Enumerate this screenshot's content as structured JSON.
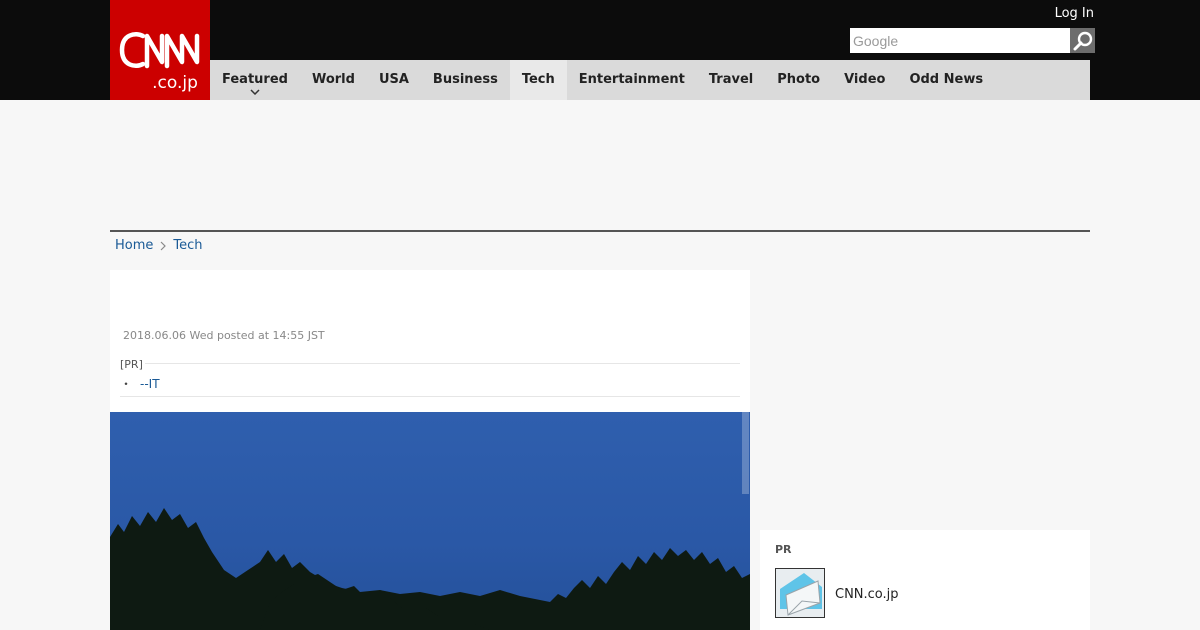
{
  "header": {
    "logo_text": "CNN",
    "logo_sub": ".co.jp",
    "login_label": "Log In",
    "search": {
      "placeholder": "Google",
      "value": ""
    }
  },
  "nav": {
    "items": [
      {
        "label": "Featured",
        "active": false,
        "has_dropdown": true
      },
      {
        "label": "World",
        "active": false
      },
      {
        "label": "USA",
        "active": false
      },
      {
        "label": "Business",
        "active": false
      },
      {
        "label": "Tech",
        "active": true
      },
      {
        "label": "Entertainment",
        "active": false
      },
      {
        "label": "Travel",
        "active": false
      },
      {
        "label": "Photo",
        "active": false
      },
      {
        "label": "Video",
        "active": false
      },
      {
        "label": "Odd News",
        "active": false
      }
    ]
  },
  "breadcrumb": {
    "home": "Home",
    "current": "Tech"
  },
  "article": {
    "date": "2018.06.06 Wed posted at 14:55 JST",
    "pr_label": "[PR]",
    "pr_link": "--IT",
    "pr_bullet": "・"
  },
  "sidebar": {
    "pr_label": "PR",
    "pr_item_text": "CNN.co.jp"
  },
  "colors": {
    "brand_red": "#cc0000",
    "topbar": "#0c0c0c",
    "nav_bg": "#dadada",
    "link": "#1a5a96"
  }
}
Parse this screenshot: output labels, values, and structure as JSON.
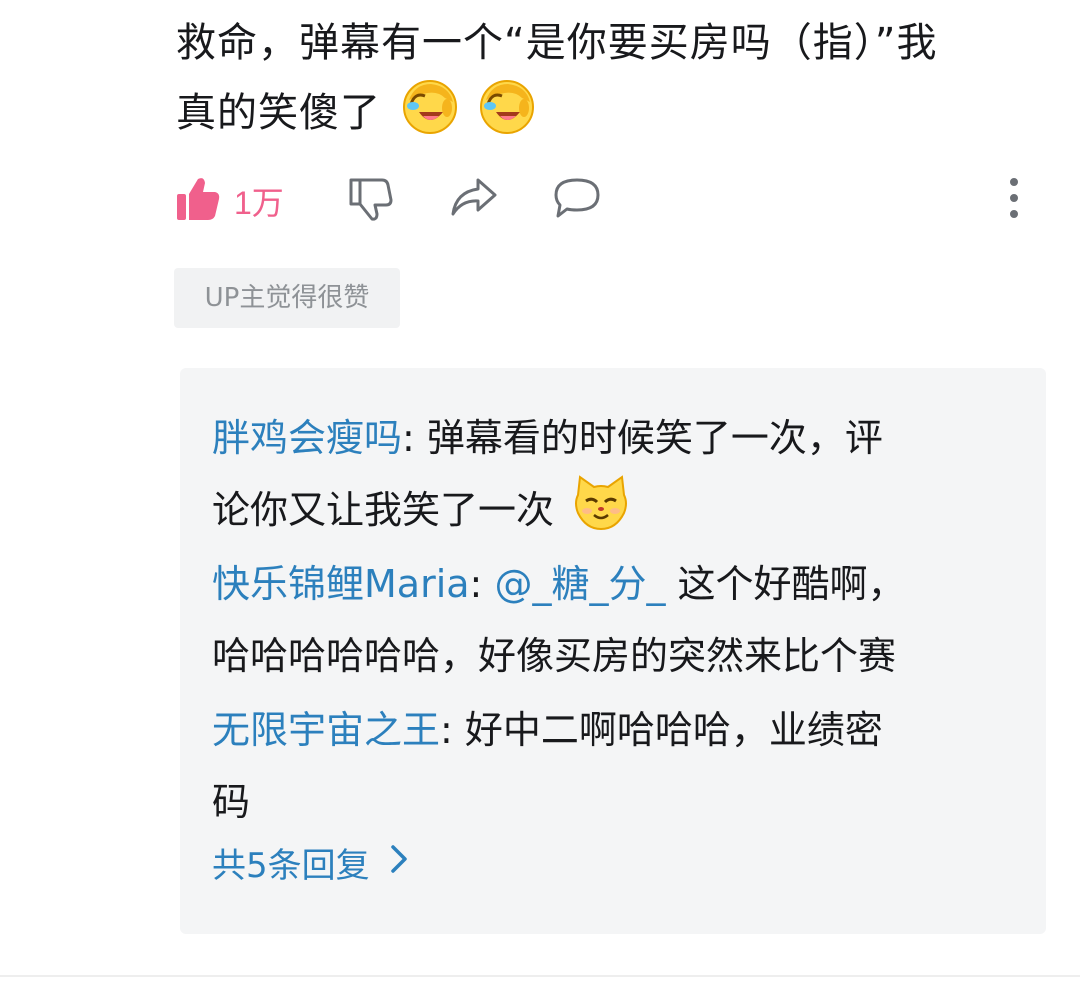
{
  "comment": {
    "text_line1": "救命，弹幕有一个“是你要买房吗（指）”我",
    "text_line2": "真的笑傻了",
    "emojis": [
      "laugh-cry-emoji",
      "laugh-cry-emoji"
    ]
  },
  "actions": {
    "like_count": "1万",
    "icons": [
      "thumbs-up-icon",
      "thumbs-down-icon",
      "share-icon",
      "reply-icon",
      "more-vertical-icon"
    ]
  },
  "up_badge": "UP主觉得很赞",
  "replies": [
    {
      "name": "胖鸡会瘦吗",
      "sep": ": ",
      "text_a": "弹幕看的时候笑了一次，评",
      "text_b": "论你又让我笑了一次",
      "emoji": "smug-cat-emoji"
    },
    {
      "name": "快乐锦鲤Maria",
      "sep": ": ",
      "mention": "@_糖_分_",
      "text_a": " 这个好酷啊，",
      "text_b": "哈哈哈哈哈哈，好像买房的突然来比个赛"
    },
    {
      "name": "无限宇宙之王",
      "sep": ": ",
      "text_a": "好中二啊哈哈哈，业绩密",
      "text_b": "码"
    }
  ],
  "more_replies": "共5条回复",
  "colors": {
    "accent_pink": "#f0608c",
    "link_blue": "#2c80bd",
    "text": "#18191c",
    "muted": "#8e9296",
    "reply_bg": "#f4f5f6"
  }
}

Aim: Quote the listing above in full, except for the pictures.

Output for this task:
Enumerate this screenshot's content as structured JSON.
{
  "header": {
    "logo_text": "CNN",
    "logo_sub": ".co.jp",
    "login_label": "Log In",
    "search": {
      "placeholder": "Google",
      "value": ""
    }
  },
  "nav": {
    "items": [
      {
        "label": "Featured",
        "active": false,
        "has_dropdown": true
      },
      {
        "label": "World",
        "active": false
      },
      {
        "label": "USA",
        "active": false
      },
      {
        "label": "Business",
        "active": false
      },
      {
        "label": "Tech",
        "active": true
      },
      {
        "label": "Entertainment",
        "active": false
      },
      {
        "label": "Travel",
        "active": false
      },
      {
        "label": "Photo",
        "active": false
      },
      {
        "label": "Video",
        "active": false
      },
      {
        "label": "Odd News",
        "active": false
      }
    ]
  },
  "breadcrumb": {
    "home": "Home",
    "current": "Tech"
  },
  "article": {
    "date": "2018.06.06 Wed posted at 14:55 JST",
    "pr_label": "[PR]",
    "pr_link": "--IT",
    "pr_bullet": "・"
  },
  "sidebar": {
    "pr_label": "PR",
    "pr_item_text": "CNN.co.jp"
  },
  "colors": {
    "brand_red": "#cc0000",
    "topbar": "#0c0c0c",
    "nav_bg": "#dadada",
    "link": "#1a5a96"
  }
}
Parse this screenshot: output labels, values, and structure as JSON.
{
  "comment": {
    "text_line1": "救命，弹幕有一个“是你要买房吗（指）”我",
    "text_line2": "真的笑傻了",
    "emojis": [
      "laugh-cry-emoji",
      "laugh-cry-emoji"
    ]
  },
  "actions": {
    "like_count": "1万",
    "icons": [
      "thumbs-up-icon",
      "thumbs-down-icon",
      "share-icon",
      "reply-icon",
      "more-vertical-icon"
    ]
  },
  "up_badge": "UP主觉得很赞",
  "replies": [
    {
      "name": "胖鸡会瘦吗",
      "sep": ": ",
      "text_a": "弹幕看的时候笑了一次，评",
      "text_b": "论你又让我笑了一次",
      "emoji": "smug-cat-emoji"
    },
    {
      "name": "快乐锦鲤Maria",
      "sep": ": ",
      "mention": "@_糖_分_",
      "text_a": " 这个好酷啊，",
      "text_b": "哈哈哈哈哈哈，好像买房的突然来比个赛"
    },
    {
      "name": "无限宇宙之王",
      "sep": ": ",
      "text_a": "好中二啊哈哈哈，业绩密",
      "text_b": "码"
    }
  ],
  "more_replies": "共5条回复",
  "colors": {
    "accent_pink": "#f0608c",
    "link_blue": "#2c80bd",
    "text": "#18191c",
    "muted": "#8e9296",
    "reply_bg": "#f4f5f6"
  }
}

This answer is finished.